» **EXERCISE MATERIAL**:
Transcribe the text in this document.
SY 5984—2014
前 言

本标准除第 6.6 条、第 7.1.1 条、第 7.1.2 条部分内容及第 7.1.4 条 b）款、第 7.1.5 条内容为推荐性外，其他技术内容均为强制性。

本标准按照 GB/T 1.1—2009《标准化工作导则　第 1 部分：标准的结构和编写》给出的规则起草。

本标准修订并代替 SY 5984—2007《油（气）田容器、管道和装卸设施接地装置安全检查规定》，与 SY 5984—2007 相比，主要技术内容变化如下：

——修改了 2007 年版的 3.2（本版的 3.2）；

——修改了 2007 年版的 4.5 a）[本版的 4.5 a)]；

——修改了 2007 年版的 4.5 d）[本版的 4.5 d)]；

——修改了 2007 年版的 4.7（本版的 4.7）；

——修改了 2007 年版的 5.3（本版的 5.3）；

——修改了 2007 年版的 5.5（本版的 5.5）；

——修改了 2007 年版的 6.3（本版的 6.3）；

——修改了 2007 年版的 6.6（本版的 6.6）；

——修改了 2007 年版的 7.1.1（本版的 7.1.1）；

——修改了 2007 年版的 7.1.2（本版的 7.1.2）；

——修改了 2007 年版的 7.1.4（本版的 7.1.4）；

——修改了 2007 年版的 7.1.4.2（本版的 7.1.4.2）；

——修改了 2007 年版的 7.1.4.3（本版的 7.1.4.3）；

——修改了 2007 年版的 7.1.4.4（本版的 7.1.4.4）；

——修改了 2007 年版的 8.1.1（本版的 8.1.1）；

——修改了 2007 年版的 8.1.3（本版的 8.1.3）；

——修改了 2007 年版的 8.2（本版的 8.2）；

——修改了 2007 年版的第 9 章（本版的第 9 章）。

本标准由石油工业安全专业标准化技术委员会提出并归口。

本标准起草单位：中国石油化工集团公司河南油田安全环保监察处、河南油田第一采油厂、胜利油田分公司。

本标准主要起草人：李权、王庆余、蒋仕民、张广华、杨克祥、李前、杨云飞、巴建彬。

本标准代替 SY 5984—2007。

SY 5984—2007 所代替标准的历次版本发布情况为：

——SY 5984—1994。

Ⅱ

» **INSTRUCTION**: From the records above, extract each line exactly as shown.

» **RESULT FOR THIS EXERCISE**:
Transcribe the text in this document.
SY 5984—2014
前 言

本标准除第 6.6 条、第 7.1.1 条、第 7.1.2 条部分内容及第 7.1.4 条 b）款、第 7.1.5 条内容为推荐性外，其他技术内容均为强制性。

本标准按照 GB/T 1.1—2009《标准化工作导则　第 1 部分：标准的结构和编写》给出的规则起草。

本标准修订并代替 SY 5984—2007《油（气）田容器、管道和装卸设施接地装置安全检查规定》，与 SY 5984—2007 相比，主要技术内容变化如下：

——修改了 2007 年版的 3.2（本版的 3.2）；

——修改了 2007 年版的 4.5 a）[本版的 4.5 a)]；

——修改了 2007 年版的 4.5 d）[本版的 4.5 d)]；

——修改了 2007 年版的 4.7（本版的 4.7）；

——修改了 2007 年版的 5.3（本版的 5.3）；

——修改了 2007 年版的 5.5（本版的 5.5）；

——修改了 2007 年版的 6.3（本版的 6.3）；

——修改了 2007 年版的 6.6（本版的 6.6）；

——修改了 2007 年版的 7.1.1（本版的 7.1.1）；

——修改了 2007 年版的 7.1.2（本版的 7.1.2）；

——修改了 2007 年版的 7.1.4（本版的 7.1.4）；

——修改了 2007 年版的 7.1.4.2（本版的 7.1.4.2）；

——修改了 2007 年版的 7.1.4.3（本版的 7.1.4.3）；

——修改了 2007 年版的 7.1.4.4（本版的 7.1.4.4）；

——修改了 2007 年版的 8.1.1（本版的 8.1.1）；

——修改了 2007 年版的 8.1.3（本版的 8.1.3）；

——修改了 2007 年版的 8.2（本版的 8.2）；

——修改了 2007 年版的第 9 章（本版的第 9 章）。

本标准由石油工业安全专业标准化技术委员会提出并归口。

本标准起草单位：中国石油化工集团公司河南油田安全环保监察处、河南油田第一采油厂、胜利油田分公司。

本标准主要起草人：李权、王庆余、蒋仕民、张广华、杨克祥、李前、杨云飞、巴建彬。

本标准代替 SY 5984—2007。

SY 5984—2007 所代替标准的历次版本发布情况为：

——SY 5984—1994。

Ⅱ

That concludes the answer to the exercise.